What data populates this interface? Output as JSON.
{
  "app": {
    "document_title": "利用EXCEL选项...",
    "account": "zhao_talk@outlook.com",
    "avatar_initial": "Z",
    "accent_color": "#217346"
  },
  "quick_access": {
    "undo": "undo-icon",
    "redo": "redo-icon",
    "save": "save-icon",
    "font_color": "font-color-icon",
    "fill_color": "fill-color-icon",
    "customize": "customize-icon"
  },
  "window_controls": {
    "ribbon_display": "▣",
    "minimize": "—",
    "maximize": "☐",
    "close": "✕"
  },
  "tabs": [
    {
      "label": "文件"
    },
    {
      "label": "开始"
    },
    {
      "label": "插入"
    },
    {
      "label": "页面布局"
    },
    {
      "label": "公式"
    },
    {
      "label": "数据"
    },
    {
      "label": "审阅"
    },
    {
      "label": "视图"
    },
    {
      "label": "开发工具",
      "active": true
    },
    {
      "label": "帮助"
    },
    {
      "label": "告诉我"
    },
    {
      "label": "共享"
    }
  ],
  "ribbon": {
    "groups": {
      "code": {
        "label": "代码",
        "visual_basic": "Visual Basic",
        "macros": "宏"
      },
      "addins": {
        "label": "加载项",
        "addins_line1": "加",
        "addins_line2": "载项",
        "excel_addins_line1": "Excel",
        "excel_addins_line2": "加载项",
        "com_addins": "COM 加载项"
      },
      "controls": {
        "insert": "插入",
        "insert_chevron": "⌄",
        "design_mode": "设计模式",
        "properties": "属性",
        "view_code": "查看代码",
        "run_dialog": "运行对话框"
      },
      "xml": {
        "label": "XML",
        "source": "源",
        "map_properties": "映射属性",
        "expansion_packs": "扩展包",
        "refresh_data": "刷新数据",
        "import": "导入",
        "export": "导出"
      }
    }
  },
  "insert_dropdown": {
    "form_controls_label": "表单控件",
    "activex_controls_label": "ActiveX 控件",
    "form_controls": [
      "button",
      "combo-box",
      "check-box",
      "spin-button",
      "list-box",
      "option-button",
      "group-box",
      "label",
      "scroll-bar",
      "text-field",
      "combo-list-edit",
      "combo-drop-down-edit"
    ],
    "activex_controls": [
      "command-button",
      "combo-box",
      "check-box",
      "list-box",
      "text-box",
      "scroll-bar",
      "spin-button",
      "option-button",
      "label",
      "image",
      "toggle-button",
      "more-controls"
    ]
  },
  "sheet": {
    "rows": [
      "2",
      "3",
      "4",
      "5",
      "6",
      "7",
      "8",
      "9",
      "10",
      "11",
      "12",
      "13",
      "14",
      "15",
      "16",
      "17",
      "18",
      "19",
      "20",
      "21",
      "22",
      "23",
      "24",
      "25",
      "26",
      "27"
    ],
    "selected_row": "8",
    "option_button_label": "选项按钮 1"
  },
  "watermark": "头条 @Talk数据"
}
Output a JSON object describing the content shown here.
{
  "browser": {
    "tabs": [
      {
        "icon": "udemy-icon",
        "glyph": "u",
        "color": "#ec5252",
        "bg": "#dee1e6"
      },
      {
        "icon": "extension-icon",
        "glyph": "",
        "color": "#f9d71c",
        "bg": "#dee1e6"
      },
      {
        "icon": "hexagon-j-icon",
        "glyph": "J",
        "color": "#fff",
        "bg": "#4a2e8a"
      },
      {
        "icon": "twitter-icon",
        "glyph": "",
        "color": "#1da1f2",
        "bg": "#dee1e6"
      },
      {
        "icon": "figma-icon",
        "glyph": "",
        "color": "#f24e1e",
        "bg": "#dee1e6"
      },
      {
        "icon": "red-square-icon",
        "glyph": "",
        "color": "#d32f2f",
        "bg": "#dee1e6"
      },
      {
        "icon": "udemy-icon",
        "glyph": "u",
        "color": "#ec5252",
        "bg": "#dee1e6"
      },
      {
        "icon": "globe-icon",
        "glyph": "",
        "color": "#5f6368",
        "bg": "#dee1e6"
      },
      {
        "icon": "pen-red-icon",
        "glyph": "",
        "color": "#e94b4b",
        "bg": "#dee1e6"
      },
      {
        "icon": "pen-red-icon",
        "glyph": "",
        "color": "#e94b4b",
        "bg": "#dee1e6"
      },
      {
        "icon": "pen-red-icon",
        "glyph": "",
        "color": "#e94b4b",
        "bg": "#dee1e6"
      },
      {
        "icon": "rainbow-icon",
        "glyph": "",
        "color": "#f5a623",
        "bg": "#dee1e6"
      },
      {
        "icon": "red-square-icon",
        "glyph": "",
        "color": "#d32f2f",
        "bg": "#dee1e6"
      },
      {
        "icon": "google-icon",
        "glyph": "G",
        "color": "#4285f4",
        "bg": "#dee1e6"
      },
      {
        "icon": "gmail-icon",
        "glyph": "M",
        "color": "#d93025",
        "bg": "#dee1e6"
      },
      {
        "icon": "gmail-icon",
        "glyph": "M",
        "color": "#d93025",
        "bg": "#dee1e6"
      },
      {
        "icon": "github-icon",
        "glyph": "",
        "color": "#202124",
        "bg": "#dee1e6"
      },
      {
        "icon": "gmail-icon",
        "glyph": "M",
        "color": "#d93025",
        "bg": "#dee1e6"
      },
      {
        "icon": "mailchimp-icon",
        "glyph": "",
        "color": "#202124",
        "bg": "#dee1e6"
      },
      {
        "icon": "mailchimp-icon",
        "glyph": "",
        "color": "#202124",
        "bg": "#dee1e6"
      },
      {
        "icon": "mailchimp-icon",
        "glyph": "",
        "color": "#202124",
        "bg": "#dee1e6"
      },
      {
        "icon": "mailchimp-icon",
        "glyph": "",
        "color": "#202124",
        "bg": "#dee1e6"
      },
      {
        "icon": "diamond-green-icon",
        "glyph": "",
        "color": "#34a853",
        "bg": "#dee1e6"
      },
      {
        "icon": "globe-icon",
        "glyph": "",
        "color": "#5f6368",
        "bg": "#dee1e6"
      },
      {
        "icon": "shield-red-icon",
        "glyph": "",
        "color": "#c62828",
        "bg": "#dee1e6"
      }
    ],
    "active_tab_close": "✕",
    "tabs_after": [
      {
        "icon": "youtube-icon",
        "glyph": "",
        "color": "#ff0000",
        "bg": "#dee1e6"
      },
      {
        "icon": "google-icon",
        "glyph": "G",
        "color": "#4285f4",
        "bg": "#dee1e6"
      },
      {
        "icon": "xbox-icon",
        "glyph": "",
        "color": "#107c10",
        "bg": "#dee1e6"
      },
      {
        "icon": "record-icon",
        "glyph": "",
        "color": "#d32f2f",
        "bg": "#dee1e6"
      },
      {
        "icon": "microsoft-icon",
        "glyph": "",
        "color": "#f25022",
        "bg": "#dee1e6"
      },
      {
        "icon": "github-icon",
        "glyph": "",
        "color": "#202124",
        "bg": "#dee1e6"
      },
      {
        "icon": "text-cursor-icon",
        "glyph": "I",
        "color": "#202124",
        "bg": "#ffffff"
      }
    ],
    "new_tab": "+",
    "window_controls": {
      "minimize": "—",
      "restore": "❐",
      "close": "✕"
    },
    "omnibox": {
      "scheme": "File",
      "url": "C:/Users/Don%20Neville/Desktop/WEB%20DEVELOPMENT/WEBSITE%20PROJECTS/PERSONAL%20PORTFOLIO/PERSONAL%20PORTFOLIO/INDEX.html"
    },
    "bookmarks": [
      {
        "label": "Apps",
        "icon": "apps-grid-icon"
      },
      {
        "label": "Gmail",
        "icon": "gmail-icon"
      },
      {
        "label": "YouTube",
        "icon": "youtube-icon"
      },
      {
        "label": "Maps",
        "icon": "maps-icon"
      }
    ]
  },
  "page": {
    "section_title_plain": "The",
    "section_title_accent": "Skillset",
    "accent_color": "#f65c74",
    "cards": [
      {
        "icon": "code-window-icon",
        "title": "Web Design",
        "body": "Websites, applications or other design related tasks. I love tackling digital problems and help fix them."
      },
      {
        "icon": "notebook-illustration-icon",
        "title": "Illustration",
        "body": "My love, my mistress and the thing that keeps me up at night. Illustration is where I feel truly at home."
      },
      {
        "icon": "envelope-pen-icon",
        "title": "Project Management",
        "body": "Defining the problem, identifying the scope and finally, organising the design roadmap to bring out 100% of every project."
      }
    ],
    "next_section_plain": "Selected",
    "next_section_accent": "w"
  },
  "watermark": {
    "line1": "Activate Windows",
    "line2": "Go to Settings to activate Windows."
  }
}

### What you are asked to do
From the listing above, copy every line that includes the word "JSON".

### Response to this task
What data populates this interface? Output as JSON.
Output a JSON object describing the content shown here.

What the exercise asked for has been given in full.